DO THIS
Count every line that includes the string "imza" in the entries that follow. Nothing besides the number is needed.

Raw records
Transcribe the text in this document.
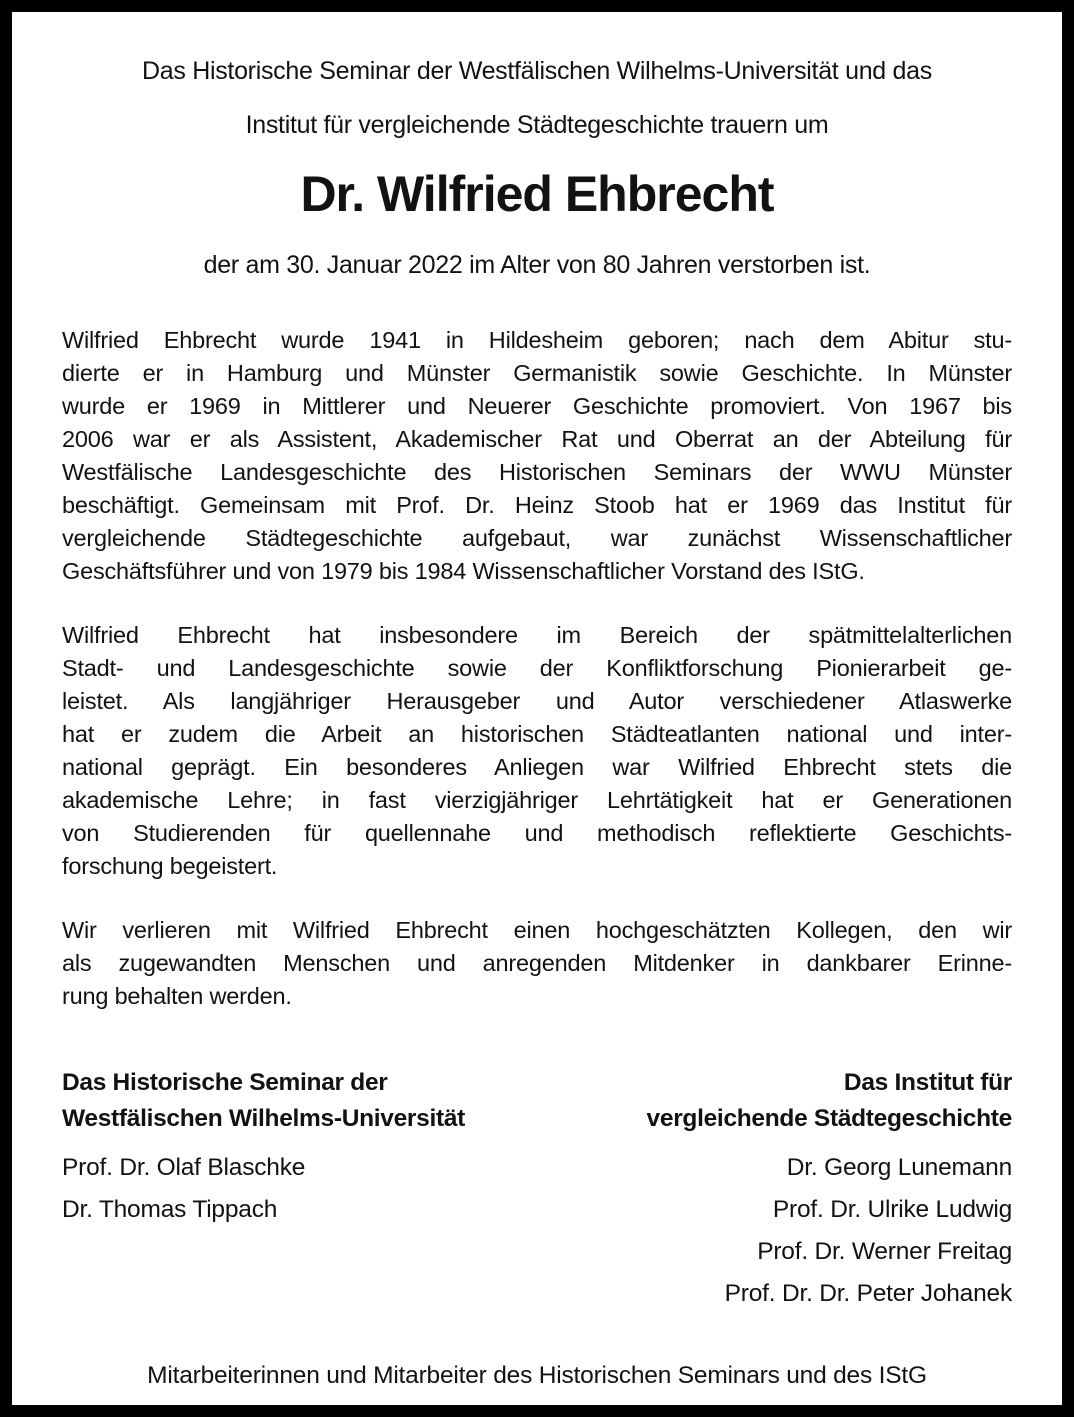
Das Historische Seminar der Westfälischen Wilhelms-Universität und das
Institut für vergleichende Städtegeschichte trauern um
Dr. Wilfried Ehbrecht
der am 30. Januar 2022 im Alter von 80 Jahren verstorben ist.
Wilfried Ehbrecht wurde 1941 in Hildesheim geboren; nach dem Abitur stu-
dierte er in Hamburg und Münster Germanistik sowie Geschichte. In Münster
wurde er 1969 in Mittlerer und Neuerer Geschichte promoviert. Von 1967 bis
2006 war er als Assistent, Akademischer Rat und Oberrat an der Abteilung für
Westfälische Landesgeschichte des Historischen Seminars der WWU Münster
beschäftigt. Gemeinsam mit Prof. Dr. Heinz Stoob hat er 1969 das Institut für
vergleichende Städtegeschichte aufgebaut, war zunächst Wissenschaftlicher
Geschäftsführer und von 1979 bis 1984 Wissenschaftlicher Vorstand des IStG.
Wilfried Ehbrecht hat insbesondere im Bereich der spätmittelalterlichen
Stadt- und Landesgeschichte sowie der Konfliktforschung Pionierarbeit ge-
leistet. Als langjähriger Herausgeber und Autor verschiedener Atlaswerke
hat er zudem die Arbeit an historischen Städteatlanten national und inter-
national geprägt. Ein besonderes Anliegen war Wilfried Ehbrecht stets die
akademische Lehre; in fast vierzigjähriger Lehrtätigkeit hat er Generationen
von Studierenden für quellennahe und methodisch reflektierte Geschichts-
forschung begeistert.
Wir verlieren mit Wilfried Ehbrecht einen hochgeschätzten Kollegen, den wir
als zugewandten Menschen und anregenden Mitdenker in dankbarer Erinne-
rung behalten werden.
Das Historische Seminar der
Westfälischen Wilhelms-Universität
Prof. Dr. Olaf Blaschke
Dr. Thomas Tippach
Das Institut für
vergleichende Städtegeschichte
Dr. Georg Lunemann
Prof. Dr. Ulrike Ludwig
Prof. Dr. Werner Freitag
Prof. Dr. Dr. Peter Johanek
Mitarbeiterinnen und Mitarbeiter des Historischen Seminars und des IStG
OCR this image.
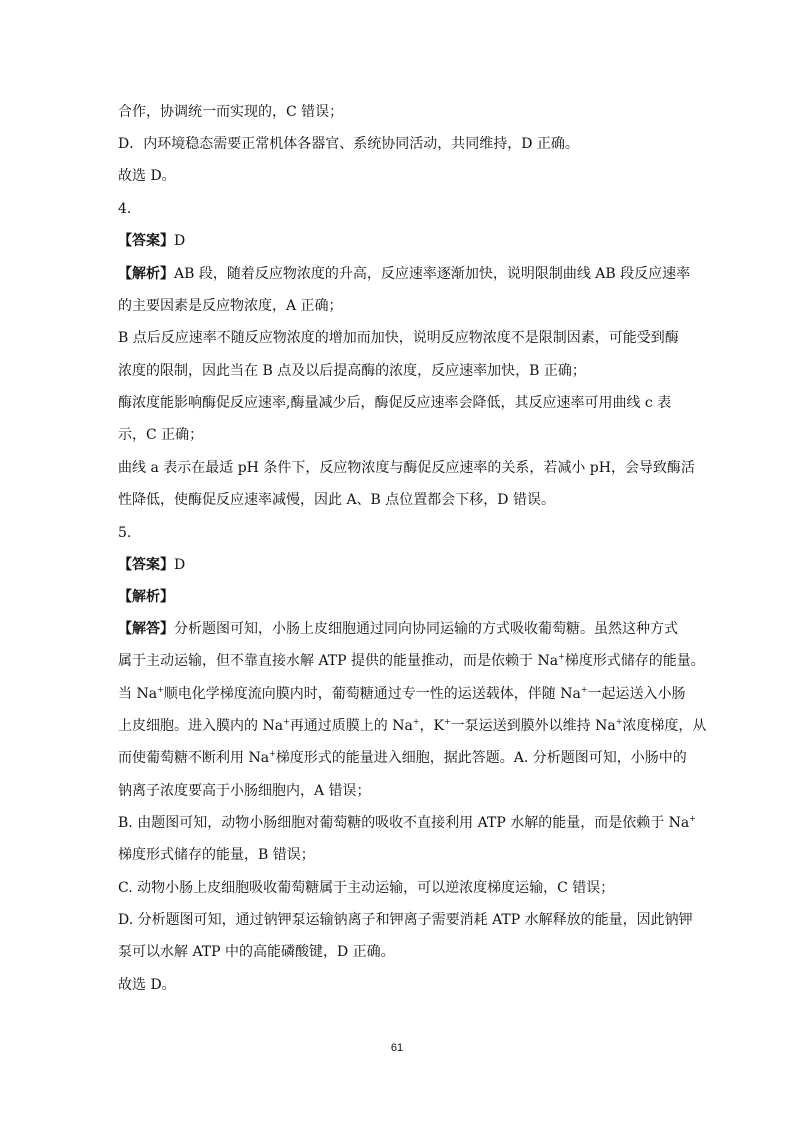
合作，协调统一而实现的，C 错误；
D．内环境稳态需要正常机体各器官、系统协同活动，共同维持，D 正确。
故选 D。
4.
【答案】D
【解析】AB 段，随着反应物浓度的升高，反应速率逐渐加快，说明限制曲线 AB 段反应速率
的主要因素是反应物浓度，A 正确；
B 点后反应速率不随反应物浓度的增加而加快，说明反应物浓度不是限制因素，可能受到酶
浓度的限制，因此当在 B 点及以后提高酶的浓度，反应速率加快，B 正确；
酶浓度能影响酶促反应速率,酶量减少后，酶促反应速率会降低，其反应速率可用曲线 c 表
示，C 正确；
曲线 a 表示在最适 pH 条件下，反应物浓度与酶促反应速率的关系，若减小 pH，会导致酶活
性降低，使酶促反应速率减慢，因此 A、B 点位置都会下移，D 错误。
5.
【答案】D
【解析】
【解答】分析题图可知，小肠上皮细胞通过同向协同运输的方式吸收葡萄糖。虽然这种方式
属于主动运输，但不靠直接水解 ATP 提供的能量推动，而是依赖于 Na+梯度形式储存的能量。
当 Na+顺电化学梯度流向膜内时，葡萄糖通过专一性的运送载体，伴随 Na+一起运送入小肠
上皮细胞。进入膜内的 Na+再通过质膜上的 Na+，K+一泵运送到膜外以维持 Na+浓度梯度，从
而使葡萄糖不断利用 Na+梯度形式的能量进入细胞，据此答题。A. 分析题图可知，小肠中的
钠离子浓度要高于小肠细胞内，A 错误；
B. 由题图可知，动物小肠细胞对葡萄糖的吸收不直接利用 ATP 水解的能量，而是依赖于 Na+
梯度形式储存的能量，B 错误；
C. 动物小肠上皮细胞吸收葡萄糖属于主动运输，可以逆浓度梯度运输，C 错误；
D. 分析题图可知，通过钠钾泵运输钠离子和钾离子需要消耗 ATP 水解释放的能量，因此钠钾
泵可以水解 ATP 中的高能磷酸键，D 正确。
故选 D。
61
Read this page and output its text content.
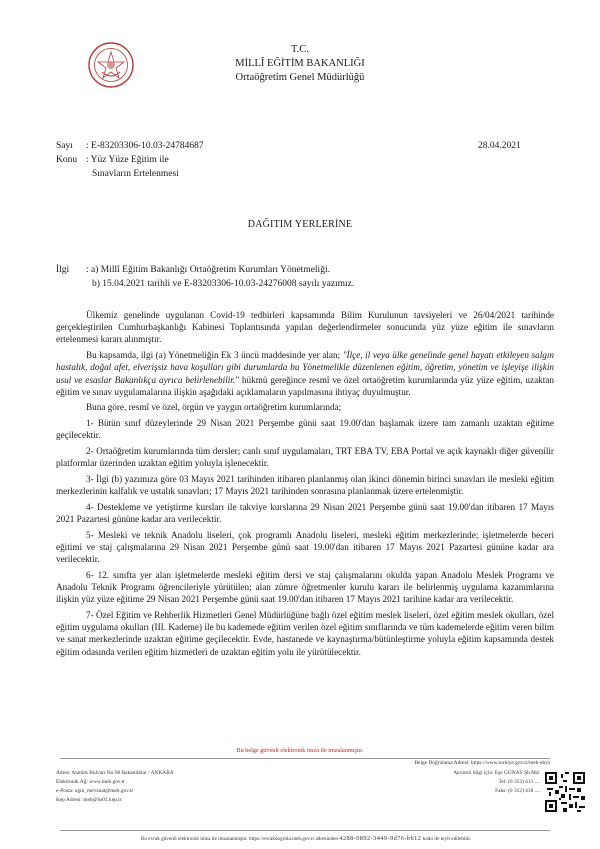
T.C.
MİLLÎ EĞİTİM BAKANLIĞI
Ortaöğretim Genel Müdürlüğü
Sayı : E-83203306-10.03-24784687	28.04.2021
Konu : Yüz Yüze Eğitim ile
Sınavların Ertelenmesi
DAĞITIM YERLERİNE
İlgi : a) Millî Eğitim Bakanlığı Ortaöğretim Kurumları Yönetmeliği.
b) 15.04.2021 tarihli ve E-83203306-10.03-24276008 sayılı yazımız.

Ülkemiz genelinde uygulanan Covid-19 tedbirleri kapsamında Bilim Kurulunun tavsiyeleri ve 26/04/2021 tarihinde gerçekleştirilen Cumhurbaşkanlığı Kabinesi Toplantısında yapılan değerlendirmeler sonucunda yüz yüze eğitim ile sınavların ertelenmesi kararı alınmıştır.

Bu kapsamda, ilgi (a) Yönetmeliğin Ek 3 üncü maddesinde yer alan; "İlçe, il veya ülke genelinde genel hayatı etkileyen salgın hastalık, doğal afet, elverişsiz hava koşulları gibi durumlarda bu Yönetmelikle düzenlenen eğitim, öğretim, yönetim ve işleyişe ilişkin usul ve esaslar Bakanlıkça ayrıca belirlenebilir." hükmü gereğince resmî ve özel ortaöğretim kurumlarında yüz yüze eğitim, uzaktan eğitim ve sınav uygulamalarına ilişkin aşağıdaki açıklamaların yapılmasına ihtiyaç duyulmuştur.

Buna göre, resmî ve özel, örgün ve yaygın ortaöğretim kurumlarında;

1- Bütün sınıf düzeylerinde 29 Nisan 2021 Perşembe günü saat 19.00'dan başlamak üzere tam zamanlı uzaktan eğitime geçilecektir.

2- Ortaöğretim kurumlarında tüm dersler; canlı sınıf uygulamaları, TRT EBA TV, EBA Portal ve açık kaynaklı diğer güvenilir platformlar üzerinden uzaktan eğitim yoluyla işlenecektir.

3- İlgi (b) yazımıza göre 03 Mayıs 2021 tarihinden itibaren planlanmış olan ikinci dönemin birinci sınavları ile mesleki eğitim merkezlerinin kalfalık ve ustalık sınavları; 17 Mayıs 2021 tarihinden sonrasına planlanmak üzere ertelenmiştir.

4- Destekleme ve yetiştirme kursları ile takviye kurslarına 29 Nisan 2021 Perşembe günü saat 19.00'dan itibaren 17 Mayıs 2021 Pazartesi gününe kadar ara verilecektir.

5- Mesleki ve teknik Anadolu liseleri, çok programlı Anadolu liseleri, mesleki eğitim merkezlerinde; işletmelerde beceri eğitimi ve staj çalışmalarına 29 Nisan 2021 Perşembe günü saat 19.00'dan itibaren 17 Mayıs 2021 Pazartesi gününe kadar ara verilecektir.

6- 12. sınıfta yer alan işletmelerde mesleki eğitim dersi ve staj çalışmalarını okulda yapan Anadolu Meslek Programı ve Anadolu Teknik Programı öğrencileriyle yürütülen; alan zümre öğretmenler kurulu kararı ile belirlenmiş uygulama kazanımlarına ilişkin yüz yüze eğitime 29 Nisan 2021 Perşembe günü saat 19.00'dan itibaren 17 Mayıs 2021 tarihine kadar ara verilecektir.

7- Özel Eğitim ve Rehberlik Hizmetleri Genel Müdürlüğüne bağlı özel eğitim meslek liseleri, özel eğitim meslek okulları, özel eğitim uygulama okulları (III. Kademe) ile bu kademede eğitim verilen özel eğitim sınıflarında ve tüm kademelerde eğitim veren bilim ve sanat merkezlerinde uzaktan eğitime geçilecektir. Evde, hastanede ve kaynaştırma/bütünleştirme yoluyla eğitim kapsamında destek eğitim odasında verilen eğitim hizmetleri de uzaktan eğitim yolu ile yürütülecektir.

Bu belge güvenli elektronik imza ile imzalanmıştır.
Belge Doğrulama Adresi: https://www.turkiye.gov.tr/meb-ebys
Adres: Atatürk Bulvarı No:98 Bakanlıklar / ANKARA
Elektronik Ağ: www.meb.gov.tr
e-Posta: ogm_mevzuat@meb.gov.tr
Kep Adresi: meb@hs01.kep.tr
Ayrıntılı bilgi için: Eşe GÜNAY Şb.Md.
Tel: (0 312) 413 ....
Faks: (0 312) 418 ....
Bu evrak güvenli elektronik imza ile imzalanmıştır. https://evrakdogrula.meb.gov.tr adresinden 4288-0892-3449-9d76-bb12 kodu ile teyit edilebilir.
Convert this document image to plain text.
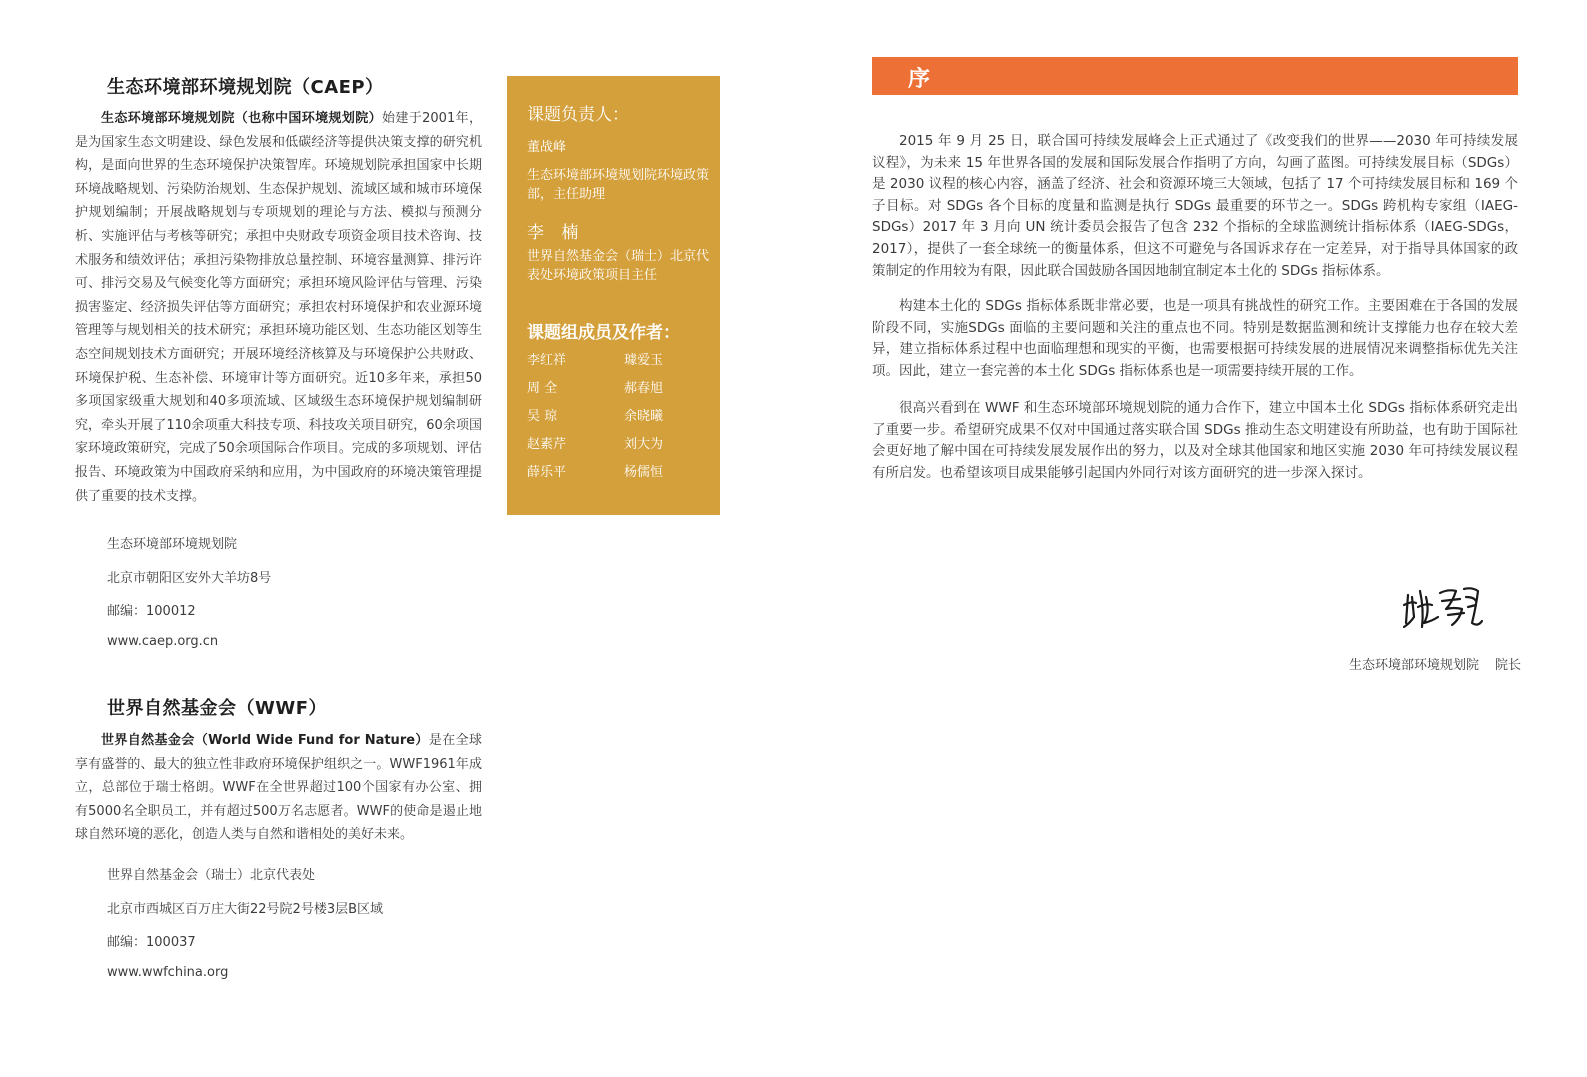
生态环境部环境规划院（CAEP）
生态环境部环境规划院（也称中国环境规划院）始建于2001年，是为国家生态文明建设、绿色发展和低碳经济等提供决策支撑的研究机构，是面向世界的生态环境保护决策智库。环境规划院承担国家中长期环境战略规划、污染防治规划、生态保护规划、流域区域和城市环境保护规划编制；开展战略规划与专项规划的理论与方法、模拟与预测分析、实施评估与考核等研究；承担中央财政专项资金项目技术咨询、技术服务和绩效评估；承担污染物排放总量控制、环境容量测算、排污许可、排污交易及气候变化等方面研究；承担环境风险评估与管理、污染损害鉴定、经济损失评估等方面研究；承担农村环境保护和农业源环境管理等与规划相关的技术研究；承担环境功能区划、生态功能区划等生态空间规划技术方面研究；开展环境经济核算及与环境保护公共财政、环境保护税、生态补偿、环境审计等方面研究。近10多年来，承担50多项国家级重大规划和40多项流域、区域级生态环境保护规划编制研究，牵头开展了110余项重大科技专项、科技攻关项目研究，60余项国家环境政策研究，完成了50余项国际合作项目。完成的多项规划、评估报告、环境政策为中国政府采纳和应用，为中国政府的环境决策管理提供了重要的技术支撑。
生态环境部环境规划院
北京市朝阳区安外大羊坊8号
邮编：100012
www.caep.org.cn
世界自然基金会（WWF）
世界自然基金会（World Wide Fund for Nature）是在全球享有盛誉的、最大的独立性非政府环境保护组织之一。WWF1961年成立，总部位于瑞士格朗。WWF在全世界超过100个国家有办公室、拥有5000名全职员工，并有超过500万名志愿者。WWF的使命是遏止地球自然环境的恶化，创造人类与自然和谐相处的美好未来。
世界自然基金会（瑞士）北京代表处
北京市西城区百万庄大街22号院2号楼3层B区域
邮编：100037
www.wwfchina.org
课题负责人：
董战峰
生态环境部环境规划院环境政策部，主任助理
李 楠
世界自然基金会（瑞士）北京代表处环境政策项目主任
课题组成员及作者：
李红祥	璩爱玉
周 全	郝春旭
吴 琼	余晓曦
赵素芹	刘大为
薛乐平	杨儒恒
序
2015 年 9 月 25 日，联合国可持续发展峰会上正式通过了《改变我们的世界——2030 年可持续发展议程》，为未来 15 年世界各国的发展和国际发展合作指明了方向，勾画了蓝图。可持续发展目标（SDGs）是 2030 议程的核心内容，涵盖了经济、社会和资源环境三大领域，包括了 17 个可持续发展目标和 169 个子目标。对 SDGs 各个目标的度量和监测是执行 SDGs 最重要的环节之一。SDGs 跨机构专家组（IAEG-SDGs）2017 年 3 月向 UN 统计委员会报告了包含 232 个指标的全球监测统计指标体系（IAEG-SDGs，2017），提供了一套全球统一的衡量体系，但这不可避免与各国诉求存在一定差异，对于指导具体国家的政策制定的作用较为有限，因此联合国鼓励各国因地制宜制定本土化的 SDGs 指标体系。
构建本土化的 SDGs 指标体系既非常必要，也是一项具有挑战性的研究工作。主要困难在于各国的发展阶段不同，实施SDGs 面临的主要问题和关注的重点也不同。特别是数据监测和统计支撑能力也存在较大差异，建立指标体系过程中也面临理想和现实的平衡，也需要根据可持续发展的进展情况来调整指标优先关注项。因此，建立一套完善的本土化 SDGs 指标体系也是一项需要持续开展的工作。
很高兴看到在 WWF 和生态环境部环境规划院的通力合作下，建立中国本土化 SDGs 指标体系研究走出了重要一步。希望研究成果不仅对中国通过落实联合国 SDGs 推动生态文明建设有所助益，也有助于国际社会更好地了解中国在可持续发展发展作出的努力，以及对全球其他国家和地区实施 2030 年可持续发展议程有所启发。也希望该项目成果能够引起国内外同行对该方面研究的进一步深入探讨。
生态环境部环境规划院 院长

REPLY TO THE EXERCISE
2